(Extracts from a graphics dataset)
● ● ● ● ● ● ●
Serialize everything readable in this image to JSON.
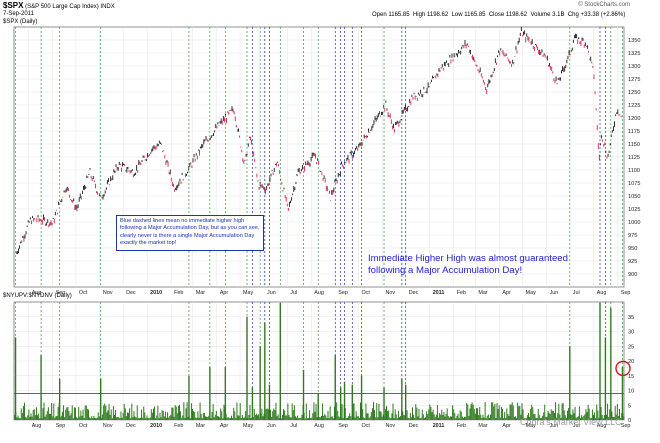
{
  "header": {
    "symbol": "$SPX",
    "name": "(S&P 500 Large Cap Index)",
    "exchange": "INDX",
    "date": "7-Sep-2011",
    "credit": "© StockCharts.com",
    "open_label": "Open",
    "open": "1165.85",
    "high_label": "High",
    "high": "1198.62",
    "low_label": "Low",
    "low": "1165.85",
    "close_label": "Close",
    "close": "1198.62",
    "volume_label": "Volume",
    "volume": "3.1B",
    "chg_label": "Chg",
    "chg": "+33.38 (+2.86%)",
    "price_legend": "$SPX (Daily)",
    "lower_legend": "$NYUPV:$NYDNV (Daily)"
  },
  "annotations": {
    "note_box": "Blue dashed lines mean no immediate higher high following a Major Accumulation Day, but as you can see, clearly never is there a single Major Accumulation Day exactly the market top!",
    "headline_line1": "Immediate Higher High was almost guaranteed",
    "headline_line2": "following a Major Accumulation Day!",
    "watermark": "Cobra's Market View LLC"
  },
  "colors": {
    "up_bar": "#1a1a1a",
    "down_bar": "#d2234a",
    "volume_bar": "#2f7a1e",
    "green_marker": "#2ea02e",
    "blue_marker": "#2030c8",
    "threshold_line": "#2c8c2c",
    "circle": "#d81818",
    "grid": "#e3e3e3"
  },
  "chart_data": [
    {
      "type": "line",
      "title": "$SPX (Daily)",
      "ylim": [
        875,
        1375
      ],
      "yticks": [
        900,
        925,
        950,
        975,
        1000,
        1025,
        1050,
        1075,
        1100,
        1125,
        1150,
        1175,
        1200,
        1225,
        1250,
        1275,
        1300,
        1325,
        1350
      ],
      "x_months": [
        "Aug",
        "Sep",
        "Oct",
        "Nov",
        "Dec",
        "2010",
        "Feb",
        "Mar",
        "Apr",
        "May",
        "Jun",
        "Jul",
        "Aug",
        "Sep",
        "Oct",
        "Nov",
        "Dec",
        "2011",
        "Feb",
        "Mar",
        "Apr",
        "May",
        "Jun",
        "Jul",
        "Aug",
        "Sep"
      ],
      "series": [
        {
          "x": [
            "2009-07-16",
            "2009-08-03",
            "2009-08-14",
            "2009-09-01",
            "2009-09-18",
            "2009-10-02",
            "2009-10-19",
            "2009-11-02",
            "2009-11-25",
            "2009-12-15",
            "2010-01-08",
            "2010-01-19",
            "2010-02-05",
            "2010-02-25",
            "2010-03-15",
            "2010-04-05",
            "2010-04-23",
            "2010-05-07",
            "2010-05-14",
            "2010-05-25",
            "2010-06-04",
            "2010-06-18",
            "2010-07-02",
            "2010-07-15",
            "2010-08-06",
            "2010-08-26",
            "2010-09-10",
            "2010-09-30",
            "2010-10-15",
            "2010-11-05",
            "2010-11-16",
            "2010-12-10",
            "2010-12-31",
            "2011-01-14",
            "2011-02-18",
            "2011-03-01",
            "2011-03-16",
            "2011-04-01",
            "2011-04-18",
            "2011-04-29",
            "2011-05-12",
            "2011-06-01",
            "2011-06-15",
            "2011-06-30",
            "2011-07-07",
            "2011-07-22",
            "2011-08-01",
            "2011-08-08",
            "2011-08-11",
            "2011-08-19",
            "2011-08-31",
            "2011-09-07"
          ],
          "values": [
            940,
            1003,
            1005,
            998,
            1068,
            1025,
            1095,
            1045,
            1110,
            1095,
            1142,
            1150,
            1065,
            1105,
            1150,
            1188,
            1217,
            1110,
            1165,
            1071,
            1064,
            1117,
            1022,
            1095,
            1128,
            1047,
            1110,
            1140,
            1176,
            1225,
            1178,
            1240,
            1258,
            1293,
            1343,
            1305,
            1256,
            1330,
            1305,
            1364,
            1347,
            1315,
            1265,
            1320,
            1353,
            1345,
            1287,
            1119,
            1172,
            1123,
            1219,
            1198
          ]
        }
      ]
    },
    {
      "type": "bar",
      "title": "$NYUPV:$NYDNV (Daily)",
      "ylim": [
        0,
        40
      ],
      "yticks": [
        0,
        5,
        10,
        15,
        20,
        25,
        30,
        35
      ],
      "threshold": 9,
      "x_months": [
        "Aug",
        "Sep",
        "Oct",
        "Nov",
        "Dec",
        "2010",
        "Feb",
        "Mar",
        "Apr",
        "May",
        "Jun",
        "Jul",
        "Aug",
        "Sep",
        "Oct",
        "Nov",
        "Dec",
        "2011",
        "Feb",
        "Mar",
        "Apr",
        "May",
        "Jun",
        "Jul",
        "Aug",
        "Sep"
      ],
      "major_accumulation_days": [
        {
          "date": "2009-07-15",
          "value": 28,
          "marker": "green"
        },
        {
          "date": "2009-08-17",
          "value": 22,
          "marker": "green"
        },
        {
          "date": "2009-09-10",
          "value": 14,
          "marker": "green"
        },
        {
          "date": "2009-11-02",
          "value": 14,
          "marker": "green"
        },
        {
          "date": "2010-02-24",
          "value": 15,
          "marker": "green"
        },
        {
          "date": "2010-03-23",
          "value": 18,
          "marker": "green"
        },
        {
          "date": "2010-04-12",
          "value": 18,
          "marker": "green"
        },
        {
          "date": "2010-05-10",
          "value": 35,
          "marker": "green"
        },
        {
          "date": "2010-05-17",
          "value": 11,
          "marker": "blue"
        },
        {
          "date": "2010-05-27",
          "value": 25,
          "marker": "green"
        },
        {
          "date": "2010-06-02",
          "value": 33,
          "marker": "blue"
        },
        {
          "date": "2010-06-08",
          "value": 12,
          "marker": "blue"
        },
        {
          "date": "2010-06-22",
          "value": 44,
          "marker": "green"
        },
        {
          "date": "2010-07-22",
          "value": 17,
          "marker": "green"
        },
        {
          "date": "2010-08-10",
          "value": 9,
          "marker": "green"
        },
        {
          "date": "2010-09-01",
          "value": 22,
          "marker": "blue"
        },
        {
          "date": "2010-09-08",
          "value": 11,
          "marker": "blue"
        },
        {
          "date": "2010-09-13",
          "value": 13,
          "marker": "blue"
        },
        {
          "date": "2010-09-23",
          "value": 12,
          "marker": "blue"
        },
        {
          "date": "2010-10-05",
          "value": 15,
          "marker": "blue"
        },
        {
          "date": "2010-11-03",
          "value": 11,
          "marker": "green"
        },
        {
          "date": "2010-11-26",
          "value": 14,
          "marker": "blue"
        },
        {
          "date": "2010-12-01",
          "value": 12,
          "marker": "blue"
        },
        {
          "date": "2011-07-01",
          "value": 25,
          "marker": "green"
        },
        {
          "date": "2011-08-09",
          "value": 40,
          "marker": "blue"
        },
        {
          "date": "2011-08-16",
          "value": 28,
          "marker": "blue"
        },
        {
          "date": "2011-08-23",
          "value": 38,
          "marker": "green"
        },
        {
          "date": "2011-09-07",
          "value": 18,
          "marker": "green"
        }
      ]
    }
  ]
}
● ● ● ● ● ● ●
■ **GIVEN EXERCISE**:
Above are the entries; count how many of their lines contain the word "NYDNV" and give only that number.

■ **FINAL ANSWER**:
2